* 抜粋 *
+ + + +

ウクライナやロシアの伝統的な料理「ボルシチ」に使われることで知られる「ビーツ」。日本では、まだあまり一般的ではないため、「ビーツを使ってみたいけど、どうやって使うの?」「どんな味?」という疑問をもつ方も多いのでは? ビーツは色鮮やかで、料理を彩るだけでなく、高い栄養価を含む野菜です。
知っておけばいざという時に役に立つ、ビーツの基本知識をチェックしていきましょう。
ビーツとは?
ビーツとは、ヒユ科フダンソウ属の根菜。原産は諸説ありますが、地中海沿岸やヨーロッパ、アフリカの北部だとされています。カブのような見た目と、鮮やかなピンク色が特徴。天然の着色料としても使われます。日本では、ビーツは普段よく使う野菜ではありませんが、ヨーロッパなどでは、よく食べられている野菜です。
同じヒユ科の野菜には「ほうれん草」、てんさい糖で知られる「サトウダイコン」があります。ビーツは、赤カブのような見た目なので、カブの仲間かと思いきや、ほうれん草などの仲間だったんですね。
またビーツには、ウズマキダイコン、ビート、ルートビート、テーブルビート、かえんさい、など多くの別名があります。
ビーツの旬は?
ビーツの旬は、年に2回。まず6~7月、そして11~12月にかけてです。

+ + + +

* 記録データ *

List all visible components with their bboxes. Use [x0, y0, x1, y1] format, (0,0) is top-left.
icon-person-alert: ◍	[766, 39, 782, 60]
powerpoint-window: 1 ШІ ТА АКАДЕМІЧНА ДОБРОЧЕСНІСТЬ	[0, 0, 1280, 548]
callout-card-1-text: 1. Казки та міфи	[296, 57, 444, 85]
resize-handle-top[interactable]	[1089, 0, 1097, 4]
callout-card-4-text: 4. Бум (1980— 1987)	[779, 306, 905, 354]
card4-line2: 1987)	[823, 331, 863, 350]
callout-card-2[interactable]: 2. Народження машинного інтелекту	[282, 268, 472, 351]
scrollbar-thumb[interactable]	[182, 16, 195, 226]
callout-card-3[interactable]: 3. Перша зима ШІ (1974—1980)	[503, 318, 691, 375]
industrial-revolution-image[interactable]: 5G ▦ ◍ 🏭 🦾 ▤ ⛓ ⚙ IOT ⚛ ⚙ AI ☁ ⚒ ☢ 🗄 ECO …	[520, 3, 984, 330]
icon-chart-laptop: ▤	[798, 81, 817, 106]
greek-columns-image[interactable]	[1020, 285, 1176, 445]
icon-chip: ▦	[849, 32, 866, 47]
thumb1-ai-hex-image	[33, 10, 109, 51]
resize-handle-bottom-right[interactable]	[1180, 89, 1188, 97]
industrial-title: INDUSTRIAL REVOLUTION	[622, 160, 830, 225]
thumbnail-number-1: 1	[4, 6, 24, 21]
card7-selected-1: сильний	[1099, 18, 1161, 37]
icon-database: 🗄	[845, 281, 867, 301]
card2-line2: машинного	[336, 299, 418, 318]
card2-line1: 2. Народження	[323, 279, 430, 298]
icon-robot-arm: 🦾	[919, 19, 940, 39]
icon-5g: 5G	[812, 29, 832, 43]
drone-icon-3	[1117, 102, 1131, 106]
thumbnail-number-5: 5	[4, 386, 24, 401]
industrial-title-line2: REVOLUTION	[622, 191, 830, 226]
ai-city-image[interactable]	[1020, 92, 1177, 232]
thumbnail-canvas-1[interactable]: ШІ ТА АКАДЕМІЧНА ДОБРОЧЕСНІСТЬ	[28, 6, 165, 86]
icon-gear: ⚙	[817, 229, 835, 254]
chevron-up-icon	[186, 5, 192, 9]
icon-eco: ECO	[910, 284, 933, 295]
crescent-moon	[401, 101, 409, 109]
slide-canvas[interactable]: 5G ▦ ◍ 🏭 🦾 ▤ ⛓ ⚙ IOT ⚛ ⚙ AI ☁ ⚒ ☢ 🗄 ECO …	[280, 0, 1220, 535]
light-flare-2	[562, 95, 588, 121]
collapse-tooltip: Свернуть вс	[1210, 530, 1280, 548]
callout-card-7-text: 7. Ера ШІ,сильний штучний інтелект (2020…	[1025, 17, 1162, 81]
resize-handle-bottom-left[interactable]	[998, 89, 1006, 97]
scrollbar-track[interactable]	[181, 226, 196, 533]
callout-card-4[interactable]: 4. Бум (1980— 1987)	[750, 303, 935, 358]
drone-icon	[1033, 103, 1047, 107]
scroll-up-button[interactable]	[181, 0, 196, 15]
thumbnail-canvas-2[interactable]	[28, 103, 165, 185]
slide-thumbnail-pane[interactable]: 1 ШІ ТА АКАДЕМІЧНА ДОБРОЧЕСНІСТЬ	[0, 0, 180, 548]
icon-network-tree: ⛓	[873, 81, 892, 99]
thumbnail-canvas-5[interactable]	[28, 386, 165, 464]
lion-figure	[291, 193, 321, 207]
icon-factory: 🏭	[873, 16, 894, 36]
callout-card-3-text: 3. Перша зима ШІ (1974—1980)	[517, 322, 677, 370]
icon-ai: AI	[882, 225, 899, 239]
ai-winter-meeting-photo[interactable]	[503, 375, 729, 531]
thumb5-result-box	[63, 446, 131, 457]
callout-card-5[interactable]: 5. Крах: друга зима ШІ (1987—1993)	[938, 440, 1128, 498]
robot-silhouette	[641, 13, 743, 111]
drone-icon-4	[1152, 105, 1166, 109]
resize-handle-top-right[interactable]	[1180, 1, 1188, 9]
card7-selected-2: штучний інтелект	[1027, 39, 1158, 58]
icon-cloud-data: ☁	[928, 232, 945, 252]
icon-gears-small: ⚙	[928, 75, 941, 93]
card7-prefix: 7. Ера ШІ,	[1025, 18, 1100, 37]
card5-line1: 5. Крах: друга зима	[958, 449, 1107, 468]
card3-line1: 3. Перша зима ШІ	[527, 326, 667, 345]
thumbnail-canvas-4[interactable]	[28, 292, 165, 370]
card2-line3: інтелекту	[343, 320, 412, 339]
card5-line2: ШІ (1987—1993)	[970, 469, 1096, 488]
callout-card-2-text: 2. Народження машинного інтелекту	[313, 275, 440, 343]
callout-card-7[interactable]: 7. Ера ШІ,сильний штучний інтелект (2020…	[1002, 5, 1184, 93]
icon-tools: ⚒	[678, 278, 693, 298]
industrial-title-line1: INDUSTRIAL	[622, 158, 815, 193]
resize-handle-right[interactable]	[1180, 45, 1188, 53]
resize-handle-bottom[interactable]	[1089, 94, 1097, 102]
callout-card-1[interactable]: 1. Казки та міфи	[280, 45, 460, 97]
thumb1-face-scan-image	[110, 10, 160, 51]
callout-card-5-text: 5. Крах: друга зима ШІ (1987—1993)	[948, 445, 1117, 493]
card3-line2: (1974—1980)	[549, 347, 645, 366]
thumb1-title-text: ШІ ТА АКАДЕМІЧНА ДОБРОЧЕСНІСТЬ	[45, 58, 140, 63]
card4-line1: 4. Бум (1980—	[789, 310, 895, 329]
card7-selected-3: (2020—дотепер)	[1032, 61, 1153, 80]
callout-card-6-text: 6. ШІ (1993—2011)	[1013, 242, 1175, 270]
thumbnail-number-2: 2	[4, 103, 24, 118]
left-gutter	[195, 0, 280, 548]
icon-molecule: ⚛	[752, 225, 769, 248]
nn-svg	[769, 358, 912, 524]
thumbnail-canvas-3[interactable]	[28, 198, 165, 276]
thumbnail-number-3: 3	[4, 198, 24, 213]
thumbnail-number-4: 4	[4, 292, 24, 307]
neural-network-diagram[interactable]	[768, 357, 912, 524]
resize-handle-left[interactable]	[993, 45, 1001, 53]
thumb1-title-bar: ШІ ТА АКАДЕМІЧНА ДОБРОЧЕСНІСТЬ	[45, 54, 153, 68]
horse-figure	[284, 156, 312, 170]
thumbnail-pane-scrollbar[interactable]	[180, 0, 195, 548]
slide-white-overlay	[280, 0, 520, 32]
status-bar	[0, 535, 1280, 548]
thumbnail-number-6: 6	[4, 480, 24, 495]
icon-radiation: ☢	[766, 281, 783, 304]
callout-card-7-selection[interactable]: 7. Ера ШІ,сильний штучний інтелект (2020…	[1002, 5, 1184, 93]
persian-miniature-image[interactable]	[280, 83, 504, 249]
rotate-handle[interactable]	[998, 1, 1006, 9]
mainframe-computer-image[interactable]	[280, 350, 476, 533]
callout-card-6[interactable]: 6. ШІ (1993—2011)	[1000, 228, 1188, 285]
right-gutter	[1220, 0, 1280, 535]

+ + + +

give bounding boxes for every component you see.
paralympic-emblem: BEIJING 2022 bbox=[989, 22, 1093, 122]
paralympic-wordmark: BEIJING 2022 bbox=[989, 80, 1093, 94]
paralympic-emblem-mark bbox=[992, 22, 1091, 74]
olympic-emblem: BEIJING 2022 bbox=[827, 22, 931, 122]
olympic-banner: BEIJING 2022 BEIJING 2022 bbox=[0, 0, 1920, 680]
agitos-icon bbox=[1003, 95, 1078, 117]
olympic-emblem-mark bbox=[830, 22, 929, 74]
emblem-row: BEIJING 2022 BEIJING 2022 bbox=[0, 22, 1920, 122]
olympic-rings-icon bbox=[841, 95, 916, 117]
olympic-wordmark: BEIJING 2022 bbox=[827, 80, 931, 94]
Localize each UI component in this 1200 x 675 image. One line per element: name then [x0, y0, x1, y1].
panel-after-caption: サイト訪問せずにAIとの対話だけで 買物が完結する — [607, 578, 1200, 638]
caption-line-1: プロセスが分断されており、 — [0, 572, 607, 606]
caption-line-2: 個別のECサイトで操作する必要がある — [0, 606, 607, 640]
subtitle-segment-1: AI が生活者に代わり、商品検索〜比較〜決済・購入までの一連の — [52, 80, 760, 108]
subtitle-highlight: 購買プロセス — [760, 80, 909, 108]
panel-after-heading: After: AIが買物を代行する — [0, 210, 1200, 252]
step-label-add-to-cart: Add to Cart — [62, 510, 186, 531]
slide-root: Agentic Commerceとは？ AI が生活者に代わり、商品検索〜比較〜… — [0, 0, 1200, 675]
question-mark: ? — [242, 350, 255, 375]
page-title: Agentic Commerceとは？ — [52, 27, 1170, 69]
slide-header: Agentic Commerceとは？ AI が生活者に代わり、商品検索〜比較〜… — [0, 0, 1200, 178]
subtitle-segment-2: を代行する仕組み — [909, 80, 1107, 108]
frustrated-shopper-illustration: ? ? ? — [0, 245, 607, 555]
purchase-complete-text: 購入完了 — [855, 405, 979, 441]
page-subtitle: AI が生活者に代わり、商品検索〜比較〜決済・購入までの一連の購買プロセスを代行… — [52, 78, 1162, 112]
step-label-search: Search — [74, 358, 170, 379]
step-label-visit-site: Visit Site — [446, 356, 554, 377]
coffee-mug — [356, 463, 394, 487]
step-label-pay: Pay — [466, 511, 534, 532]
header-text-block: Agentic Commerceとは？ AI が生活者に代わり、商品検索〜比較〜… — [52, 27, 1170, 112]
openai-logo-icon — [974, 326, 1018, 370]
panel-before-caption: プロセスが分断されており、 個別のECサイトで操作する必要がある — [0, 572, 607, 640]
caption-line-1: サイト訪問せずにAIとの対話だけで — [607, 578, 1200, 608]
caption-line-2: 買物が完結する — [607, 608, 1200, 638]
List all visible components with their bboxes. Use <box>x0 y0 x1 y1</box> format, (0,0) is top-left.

+ + + +

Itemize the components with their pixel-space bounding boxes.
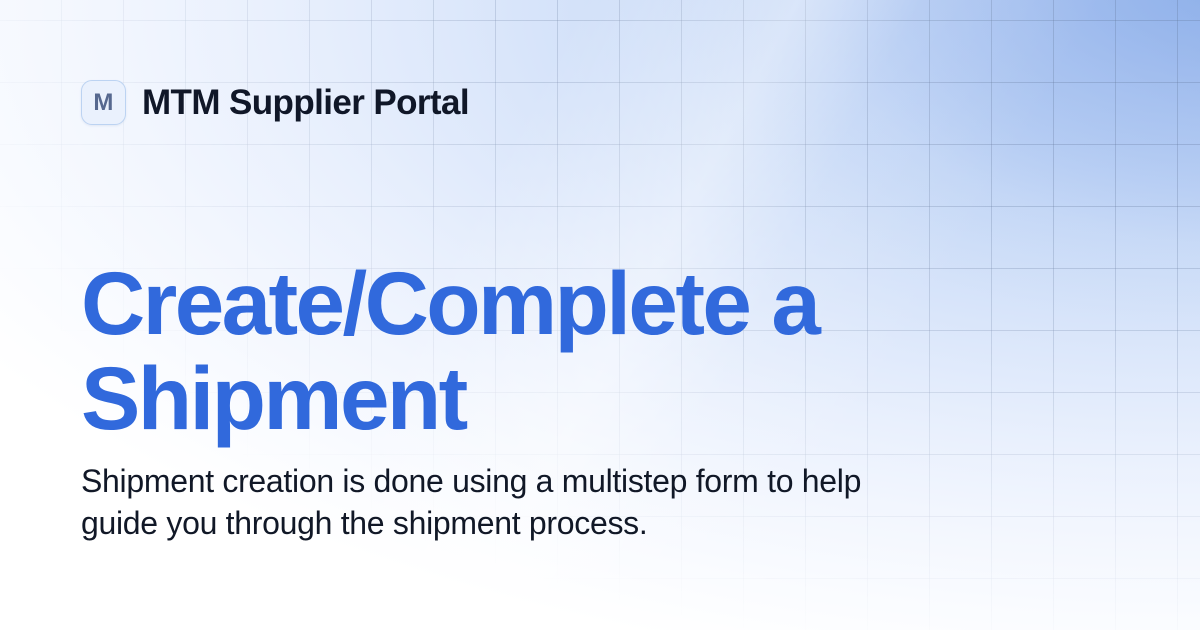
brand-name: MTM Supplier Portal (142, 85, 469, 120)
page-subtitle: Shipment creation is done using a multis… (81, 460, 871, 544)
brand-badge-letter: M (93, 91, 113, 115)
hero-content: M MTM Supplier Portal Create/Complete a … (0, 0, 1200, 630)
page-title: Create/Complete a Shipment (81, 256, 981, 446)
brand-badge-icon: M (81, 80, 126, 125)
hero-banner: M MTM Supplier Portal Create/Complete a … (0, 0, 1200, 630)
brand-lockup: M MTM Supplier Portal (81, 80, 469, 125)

+ + + +

* 目的 *
ビーツについての文章を、最後の一文の後から書き継いでください。

* 解答 *
日本での主な産地は、埼玉県や北海道、また長野県や茨城県、熊本県でもつくられています。輸入されたものは年中出回りますが、日本で生産されたものは上記の時期に旬を迎えます。
ビーツに含まれる栄養は?
ビーツは「飲む輸血」と言われるほど、高い栄養価を含む野菜。ビーツに含まれる主な栄養素と健康効果をチェックしていきましょう。
カリウム
カリウムは、余分なナトリウムを体外に排出する効果が。そのため高血圧やむくみの予防・改善が期待できます。また、ナトリウムは神経伝達や筋肉の収縮に大きく関わっているため、筋肉の働きを維持する効果もあります。
ビタミン
ビーツに多く含まれるビタミンは、ビタミンB6と葉酸です。
ビタミンB6はアミノ酸の働きを助け、免疫機能を正常に働かせます。さらに皮膚のバリアを高め、肌を健康な状態を維持する効果も。また脂質の代謝やエストロゲンの代謝にも関与していて、ホルモンバランスを整える作用があります。
葉酸は「造血のビタミン」とも言われ、赤血球の生産を助けるビタミン。細胞の生産や再生を促すことから、体の発育に重要な栄養素です。
食物繊維
ビーツに含まれるのは、不溶性食物繊維。便の量が増え、腸を刺激します。そのことによって便通が促され、便秘の改善にも効果的です。また、食物繊維を摂ることで、血糖値が急上昇するのを抑える効果も。糖尿病などの予防も期待できます。
オリゴ糖
オリゴ糖は胃で消化されず大腸まで届くため、腸内環境を整えてくれます。腸内環境が整うことで、美肌効果や免疫機能の向上、睡眠の質の改善などの効果が期待できるでしょう。
一酸化窒素(NO)
血管を拡張し、血流をスムーズにする働きがある一酸化窒素。血管の柔軟性を保ち、血管内のコレステロールや血栓ができるのを抑制する効果があります。
また、血流が促進されることで、冷え性や肩こり、さらにスポーツ時の疲労回復やパフォーマンス向上も期待できる栄養素として注目されています。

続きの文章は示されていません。